- WRITTEN PROBLEM
Which lines in the items below contain the string "Detection" with the same capitalization? Select each such line in full.

--- START INFORMATION GIVEN ---

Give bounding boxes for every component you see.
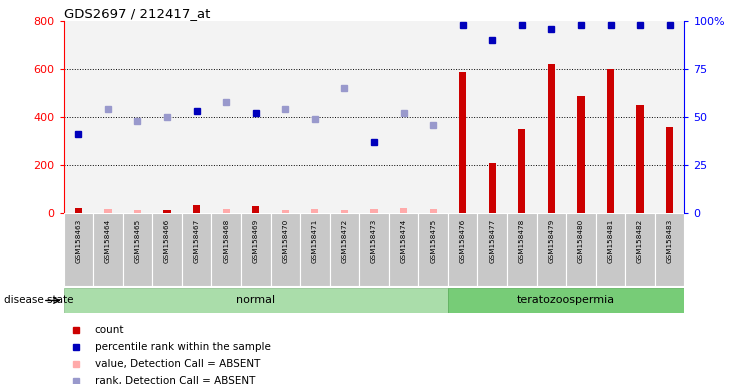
Bar (75, 208, 82, 213)
Text: GSM158465: GSM158465 (135, 219, 141, 263)
Bar (271, 213, 300, 286)
Bar (271, 21, 300, 213)
Bar (300, 21, 330, 213)
Text: GSM158480: GSM158480 (578, 219, 584, 263)
Bar (536, 213, 566, 286)
Bar (359, 21, 389, 213)
Bar (212, 21, 241, 213)
Bar (330, 213, 359, 286)
Bar (163, 210, 171, 213)
Bar (448, 213, 477, 286)
Bar (418, 213, 448, 286)
Text: count: count (94, 325, 124, 335)
Bar (488, 163, 496, 213)
Text: GSM158463: GSM158463 (76, 219, 82, 263)
Text: GSM158467: GSM158467 (194, 219, 200, 263)
Text: normal: normal (236, 295, 275, 306)
Bar (536, 21, 566, 213)
Bar (654, 213, 684, 286)
Bar (400, 208, 407, 213)
Text: GSM158472: GSM158472 (341, 219, 347, 263)
Bar (64, 21, 94, 213)
Bar (389, 213, 418, 286)
Text: GSM158481: GSM158481 (607, 219, 613, 263)
Text: GSM158475: GSM158475 (430, 219, 436, 263)
Bar (241, 213, 271, 286)
Text: teratozoospermia: teratozoospermia (517, 295, 615, 306)
Text: GSM158476: GSM158476 (460, 219, 466, 263)
Bar (389, 21, 418, 213)
Bar (252, 206, 260, 213)
Text: percentile rank within the sample: percentile rank within the sample (94, 342, 271, 352)
Bar (595, 21, 625, 213)
Bar (182, 213, 212, 286)
Bar (477, 21, 507, 213)
Bar (123, 21, 153, 213)
Bar (518, 129, 525, 213)
Bar (548, 65, 555, 213)
Bar (300, 213, 330, 286)
Text: GDS2697 / 212417_at: GDS2697 / 212417_at (64, 7, 210, 20)
Bar (637, 105, 644, 213)
Text: GSM158483: GSM158483 (666, 219, 672, 263)
Text: disease state: disease state (4, 295, 73, 306)
Bar (134, 210, 141, 213)
Bar (448, 288, 684, 313)
Text: GSM158466: GSM158466 (164, 219, 170, 263)
Bar (507, 213, 536, 286)
Bar (64, 288, 448, 313)
Bar (666, 127, 673, 213)
Bar (330, 21, 359, 213)
Bar (459, 71, 466, 213)
Bar (193, 205, 200, 213)
Bar (507, 21, 536, 213)
Bar (577, 96, 585, 213)
Bar (123, 213, 153, 286)
Bar (94, 213, 123, 286)
Bar (477, 213, 507, 286)
Bar (282, 210, 289, 213)
Text: GSM158468: GSM158468 (223, 219, 229, 263)
Bar (94, 21, 123, 213)
Bar (182, 21, 212, 213)
Text: GSM158470: GSM158470 (282, 219, 288, 263)
Bar (223, 209, 230, 213)
Bar (429, 209, 437, 213)
Text: GSM158479: GSM158479 (548, 219, 554, 263)
Text: GSM158478: GSM158478 (519, 219, 525, 263)
Bar (212, 213, 241, 286)
Bar (153, 21, 182, 213)
Bar (654, 21, 684, 213)
Bar (448, 21, 477, 213)
Bar (64, 213, 94, 286)
Bar (566, 21, 595, 213)
Bar (370, 209, 378, 213)
Text: value, Detection Call = ABSENT: value, Detection Call = ABSENT (94, 359, 260, 369)
Bar (566, 213, 595, 286)
Bar (625, 213, 654, 286)
Text: GSM158477: GSM158477 (489, 219, 495, 263)
Bar (241, 21, 271, 213)
Text: GSM158464: GSM158464 (105, 219, 111, 263)
Bar (418, 21, 448, 213)
Text: GSM158469: GSM158469 (253, 219, 259, 263)
Bar (341, 210, 348, 213)
Text: GSM158473: GSM158473 (371, 219, 377, 263)
Bar (359, 213, 389, 286)
Text: rank, Detection Call = ABSENT: rank, Detection Call = ABSENT (94, 376, 255, 384)
Text: GSM158474: GSM158474 (401, 219, 407, 263)
Bar (153, 213, 182, 286)
Bar (595, 213, 625, 286)
Bar (311, 209, 319, 213)
Bar (607, 69, 614, 213)
Text: GSM158471: GSM158471 (312, 219, 318, 263)
Text: GSM158482: GSM158482 (637, 219, 643, 263)
Bar (625, 21, 654, 213)
Bar (104, 209, 111, 213)
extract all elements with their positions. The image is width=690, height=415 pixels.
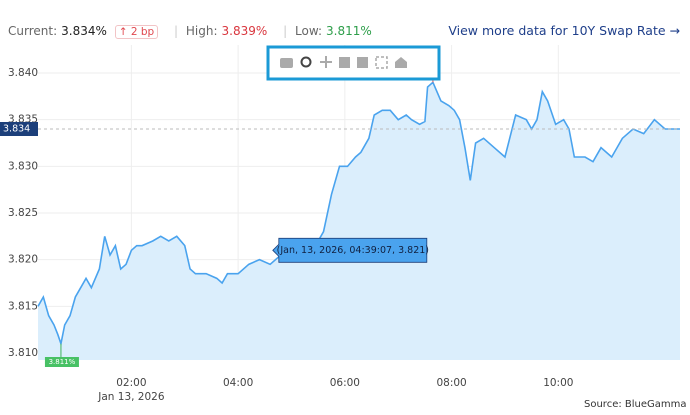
y-tick-label: 3.810: [8, 347, 38, 359]
x-tick-label: 04:00: [223, 377, 253, 389]
current-badge: [0, 122, 38, 136]
current-label: 3.834: [3, 124, 30, 135]
label: Low:: [295, 24, 323, 38]
source: Source: BlueGamma: [584, 399, 687, 410]
toolbar: [266, 45, 441, 81]
pan-icon[interactable]: [320, 56, 332, 68]
camera-icon[interactable]: [280, 58, 293, 68]
tooltip-box: [272, 237, 428, 263]
value: 3.811%: [326, 24, 372, 38]
separator: |: [283, 24, 288, 38]
autoscale-icon[interactable]: [375, 56, 388, 69]
zoom-in-icon[interactable]: [339, 57, 350, 68]
area: [38, 82, 680, 360]
low-label: 3.811%: [49, 358, 76, 366]
x-date-label: Jan 13, 2026: [97, 391, 165, 403]
y-tick-label: 3.830: [8, 160, 38, 172]
header: Current: 3.834% ↑ 2 bp | High: 3.839% | Lo…: [8, 24, 376, 39]
reset-icon[interactable]: [395, 57, 407, 68]
x-tick-label: 02:00: [116, 377, 146, 389]
y-tick-label: 3.840: [8, 67, 38, 79]
separator: |: [174, 24, 179, 38]
y-tick-label: 3.825: [8, 207, 38, 219]
x-tick-label: 06:00: [330, 377, 360, 389]
zoom-out-icon[interactable]: [357, 57, 368, 68]
x-tick-label: 10:00: [543, 377, 573, 389]
low-badge: [44, 357, 79, 367]
label: High:: [185, 24, 218, 38]
label: Current:: [8, 24, 58, 38]
line: [37, 81, 680, 347]
y-tick-label: 3.815: [8, 300, 38, 312]
x-tick-label: 08:00: [436, 377, 466, 389]
more-data-link[interactable]: View more data for 10Y Swap Rate →: [448, 23, 680, 38]
y-tick-label: 3.820: [8, 254, 38, 266]
highlight-box: [266, 45, 441, 81]
change-badge: ↑ 2 bp: [114, 25, 159, 39]
value: 3.834%: [61, 24, 107, 38]
zoom-icon[interactable]: [300, 56, 312, 68]
tooltip-label: (Jan, 13, 2026, 04:39:07, 3.821): [277, 245, 429, 256]
value: 3.839%: [221, 24, 268, 38]
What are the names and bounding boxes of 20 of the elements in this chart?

--- END INFORMATION GIVEN ---

- RESPONSE TO THE EXERCISE
Text: value, Detection Call = ABSENT: value, Detection Call = ABSENT (94, 359, 260, 369)
Text: rank, Detection Call = ABSENT: rank, Detection Call = ABSENT (94, 376, 255, 384)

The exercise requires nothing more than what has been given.